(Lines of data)
*****
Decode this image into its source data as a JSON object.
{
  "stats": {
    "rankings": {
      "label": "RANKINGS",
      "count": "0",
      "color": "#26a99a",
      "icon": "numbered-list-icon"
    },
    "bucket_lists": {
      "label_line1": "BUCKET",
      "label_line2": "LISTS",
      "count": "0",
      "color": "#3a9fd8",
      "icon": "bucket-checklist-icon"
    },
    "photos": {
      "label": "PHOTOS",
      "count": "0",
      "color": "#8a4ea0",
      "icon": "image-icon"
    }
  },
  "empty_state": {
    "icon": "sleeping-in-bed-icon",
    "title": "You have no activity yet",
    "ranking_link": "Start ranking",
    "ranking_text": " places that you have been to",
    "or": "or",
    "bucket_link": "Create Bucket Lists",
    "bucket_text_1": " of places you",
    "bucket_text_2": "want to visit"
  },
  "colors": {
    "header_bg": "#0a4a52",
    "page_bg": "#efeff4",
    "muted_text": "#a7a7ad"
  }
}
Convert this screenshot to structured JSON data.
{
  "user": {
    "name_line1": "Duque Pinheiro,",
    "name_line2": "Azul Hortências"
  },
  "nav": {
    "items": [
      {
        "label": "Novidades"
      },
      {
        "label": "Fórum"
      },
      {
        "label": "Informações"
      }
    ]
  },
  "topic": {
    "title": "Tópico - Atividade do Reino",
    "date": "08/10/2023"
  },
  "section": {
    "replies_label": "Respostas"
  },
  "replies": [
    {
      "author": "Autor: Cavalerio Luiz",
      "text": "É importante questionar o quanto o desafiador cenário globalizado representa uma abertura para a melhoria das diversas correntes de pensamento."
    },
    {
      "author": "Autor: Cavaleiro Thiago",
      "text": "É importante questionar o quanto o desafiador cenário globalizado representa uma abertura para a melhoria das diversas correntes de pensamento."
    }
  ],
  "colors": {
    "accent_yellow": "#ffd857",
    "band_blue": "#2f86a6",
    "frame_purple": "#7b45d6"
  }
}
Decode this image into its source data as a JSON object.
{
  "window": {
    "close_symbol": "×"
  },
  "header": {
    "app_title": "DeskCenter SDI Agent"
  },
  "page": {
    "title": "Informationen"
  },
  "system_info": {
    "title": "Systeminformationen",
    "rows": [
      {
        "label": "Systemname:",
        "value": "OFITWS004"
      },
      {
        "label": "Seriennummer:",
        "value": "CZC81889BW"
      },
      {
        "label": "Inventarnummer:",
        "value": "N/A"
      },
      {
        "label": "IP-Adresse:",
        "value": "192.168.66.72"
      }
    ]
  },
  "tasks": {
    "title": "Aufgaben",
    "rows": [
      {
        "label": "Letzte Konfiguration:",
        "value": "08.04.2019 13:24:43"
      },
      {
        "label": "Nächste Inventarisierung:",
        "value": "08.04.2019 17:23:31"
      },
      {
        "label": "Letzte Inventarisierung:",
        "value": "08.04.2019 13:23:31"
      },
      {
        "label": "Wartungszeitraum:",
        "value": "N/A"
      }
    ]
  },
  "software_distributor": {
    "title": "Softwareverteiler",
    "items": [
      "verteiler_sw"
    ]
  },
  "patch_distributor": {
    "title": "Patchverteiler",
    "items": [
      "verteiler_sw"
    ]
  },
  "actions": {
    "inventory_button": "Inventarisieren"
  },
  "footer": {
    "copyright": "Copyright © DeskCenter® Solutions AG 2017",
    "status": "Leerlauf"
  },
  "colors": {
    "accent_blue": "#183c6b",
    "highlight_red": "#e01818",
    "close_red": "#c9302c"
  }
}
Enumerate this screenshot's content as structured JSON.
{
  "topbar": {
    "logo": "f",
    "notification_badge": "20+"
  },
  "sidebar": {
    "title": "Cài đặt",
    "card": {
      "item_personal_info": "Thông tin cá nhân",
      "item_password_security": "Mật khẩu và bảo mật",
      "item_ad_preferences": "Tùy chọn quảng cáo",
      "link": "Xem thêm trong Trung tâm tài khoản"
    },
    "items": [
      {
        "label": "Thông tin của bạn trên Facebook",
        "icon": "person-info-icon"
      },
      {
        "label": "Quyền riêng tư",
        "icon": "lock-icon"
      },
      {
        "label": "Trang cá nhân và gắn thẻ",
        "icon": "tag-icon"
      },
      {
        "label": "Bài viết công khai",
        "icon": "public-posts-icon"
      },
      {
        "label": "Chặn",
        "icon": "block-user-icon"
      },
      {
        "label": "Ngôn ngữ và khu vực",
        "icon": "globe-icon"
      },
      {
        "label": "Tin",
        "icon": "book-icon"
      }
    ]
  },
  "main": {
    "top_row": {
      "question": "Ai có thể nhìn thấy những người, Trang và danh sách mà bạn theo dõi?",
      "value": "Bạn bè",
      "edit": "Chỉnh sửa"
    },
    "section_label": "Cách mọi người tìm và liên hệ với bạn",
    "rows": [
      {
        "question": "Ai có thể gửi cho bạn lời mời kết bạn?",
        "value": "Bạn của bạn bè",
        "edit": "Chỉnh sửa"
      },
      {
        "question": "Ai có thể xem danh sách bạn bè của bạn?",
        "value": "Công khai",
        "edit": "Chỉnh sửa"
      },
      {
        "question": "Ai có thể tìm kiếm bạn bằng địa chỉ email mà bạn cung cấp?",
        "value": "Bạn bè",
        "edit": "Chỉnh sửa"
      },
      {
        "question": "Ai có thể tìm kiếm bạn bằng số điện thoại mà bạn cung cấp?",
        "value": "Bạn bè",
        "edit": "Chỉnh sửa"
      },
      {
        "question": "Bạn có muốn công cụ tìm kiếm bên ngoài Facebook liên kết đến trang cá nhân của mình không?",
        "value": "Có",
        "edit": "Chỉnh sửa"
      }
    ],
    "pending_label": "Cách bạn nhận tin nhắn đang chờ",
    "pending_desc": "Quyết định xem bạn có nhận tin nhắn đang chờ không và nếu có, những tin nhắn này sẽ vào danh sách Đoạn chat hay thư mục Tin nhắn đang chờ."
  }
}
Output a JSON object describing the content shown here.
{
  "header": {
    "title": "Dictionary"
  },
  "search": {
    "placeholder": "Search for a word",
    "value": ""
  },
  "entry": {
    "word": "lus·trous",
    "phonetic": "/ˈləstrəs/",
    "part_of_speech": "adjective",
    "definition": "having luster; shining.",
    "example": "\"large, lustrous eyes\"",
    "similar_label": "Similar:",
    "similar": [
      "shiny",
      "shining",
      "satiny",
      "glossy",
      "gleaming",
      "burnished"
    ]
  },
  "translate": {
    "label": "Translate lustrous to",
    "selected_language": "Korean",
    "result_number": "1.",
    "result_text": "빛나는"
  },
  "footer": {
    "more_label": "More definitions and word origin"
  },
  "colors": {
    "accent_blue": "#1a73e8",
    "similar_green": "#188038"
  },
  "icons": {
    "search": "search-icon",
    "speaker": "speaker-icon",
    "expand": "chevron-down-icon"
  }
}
*****
Work to complete> Check each line of the entries above for the word "Letzte". List the ones that have it.

Final result>
        "label": "Letzte Konfiguration:",
        "label": "Letzte Inventarisierung:",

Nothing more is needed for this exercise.